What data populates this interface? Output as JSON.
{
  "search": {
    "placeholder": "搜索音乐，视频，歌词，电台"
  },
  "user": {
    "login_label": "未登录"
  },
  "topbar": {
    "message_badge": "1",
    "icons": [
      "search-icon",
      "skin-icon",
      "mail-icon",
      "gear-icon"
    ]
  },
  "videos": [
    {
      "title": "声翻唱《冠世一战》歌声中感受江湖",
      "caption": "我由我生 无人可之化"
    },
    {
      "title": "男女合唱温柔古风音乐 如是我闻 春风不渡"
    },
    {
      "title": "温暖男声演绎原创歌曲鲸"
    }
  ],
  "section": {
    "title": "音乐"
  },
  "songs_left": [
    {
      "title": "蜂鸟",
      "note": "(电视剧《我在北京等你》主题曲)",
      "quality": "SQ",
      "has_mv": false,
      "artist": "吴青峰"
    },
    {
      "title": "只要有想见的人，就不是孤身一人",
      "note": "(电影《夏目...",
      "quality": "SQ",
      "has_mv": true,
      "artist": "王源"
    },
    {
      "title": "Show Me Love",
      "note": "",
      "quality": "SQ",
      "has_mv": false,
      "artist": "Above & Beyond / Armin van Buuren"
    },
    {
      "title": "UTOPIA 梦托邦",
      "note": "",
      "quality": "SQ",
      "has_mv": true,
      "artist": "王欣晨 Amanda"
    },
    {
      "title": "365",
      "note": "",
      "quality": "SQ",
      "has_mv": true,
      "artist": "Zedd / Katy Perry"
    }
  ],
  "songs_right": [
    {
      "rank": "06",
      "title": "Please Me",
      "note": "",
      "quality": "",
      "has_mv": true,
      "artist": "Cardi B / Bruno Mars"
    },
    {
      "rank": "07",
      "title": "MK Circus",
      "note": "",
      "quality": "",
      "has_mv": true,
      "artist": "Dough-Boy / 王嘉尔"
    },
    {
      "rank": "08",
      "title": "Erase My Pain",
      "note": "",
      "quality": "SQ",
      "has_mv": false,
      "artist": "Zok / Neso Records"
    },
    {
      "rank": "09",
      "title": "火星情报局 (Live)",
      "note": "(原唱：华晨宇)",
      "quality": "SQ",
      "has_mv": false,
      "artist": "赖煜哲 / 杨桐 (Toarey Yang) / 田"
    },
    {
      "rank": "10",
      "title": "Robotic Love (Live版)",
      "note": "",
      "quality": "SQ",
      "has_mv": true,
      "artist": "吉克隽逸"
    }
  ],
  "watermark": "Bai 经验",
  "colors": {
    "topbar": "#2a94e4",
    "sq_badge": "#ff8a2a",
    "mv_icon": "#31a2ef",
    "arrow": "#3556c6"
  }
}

[What to work on]: From the listing above, extract every line exactly as it stands.

[Solution for this problem]:
What data populates this interface? Output as JSON.
{
  "search": {
    "placeholder": "搜索音乐，视频，歌词，电台"
  },
  "user": {
    "login_label": "未登录"
  },
  "topbar": {
    "message_badge": "1",
    "icons": [
      "search-icon",
      "skin-icon",
      "mail-icon",
      "gear-icon"
    ]
  },
  "videos": [
    {
      "title": "声翻唱《冠世一战》歌声中感受江湖",
      "caption": "我由我生 无人可之化"
    },
    {
      "title": "男女合唱温柔古风音乐 如是我闻 春风不渡"
    },
    {
      "title": "温暖男声演绎原创歌曲鲸"
    }
  ],
  "section": {
    "title": "音乐"
  },
  "songs_left": [
    {
      "title": "蜂鸟",
      "note": "(电视剧《我在北京等你》主题曲)",
      "quality": "SQ",
      "has_mv": false,
      "artist": "吴青峰"
    },
    {
      "title": "只要有想见的人，就不是孤身一人",
      "note": "(电影《夏目...",
      "quality": "SQ",
      "has_mv": true,
      "artist": "王源"
    },
    {
      "title": "Show Me Love",
      "note": "",
      "quality": "SQ",
      "has_mv": false,
      "artist": "Above & Beyond / Armin van Buuren"
    },
    {
      "title": "UTOPIA 梦托邦",
      "note": "",
      "quality": "SQ",
      "has_mv": true,
      "artist": "王欣晨 Amanda"
    },
    {
      "title": "365",
      "note": "",
      "quality": "SQ",
      "has_mv": true,
      "artist": "Zedd / Katy Perry"
    }
  ],
  "songs_right": [
    {
      "rank": "06",
      "title": "Please Me",
      "note": "",
      "quality": "",
      "has_mv": true,
      "artist": "Cardi B / Bruno Mars"
    },
    {
      "rank": "07",
      "title": "MK Circus",
      "note": "",
      "quality": "",
      "has_mv": true,
      "artist": "Dough-Boy / 王嘉尔"
    },
    {
      "rank": "08",
      "title": "Erase My Pain",
      "note": "",
      "quality": "SQ",
      "has_mv": false,
      "artist": "Zok / Neso Records"
    },
    {
      "rank": "09",
      "title": "火星情报局 (Live)",
      "note": "(原唱：华晨宇)",
      "quality": "SQ",
      "has_mv": false,
      "artist": "赖煜哲 / 杨桐 (Toarey Yang) / 田"
    },
    {
      "rank": "10",
      "title": "Robotic Love (Live版)",
      "note": "",
      "quality": "SQ",
      "has_mv": true,
      "artist": "吉克隽逸"
    }
  ],
  "watermark": "Bai 经验",
  "colors": {
    "topbar": "#2a94e4",
    "sq_badge": "#ff8a2a",
    "mv_icon": "#31a2ef",
    "arrow": "#3556c6"
  }
}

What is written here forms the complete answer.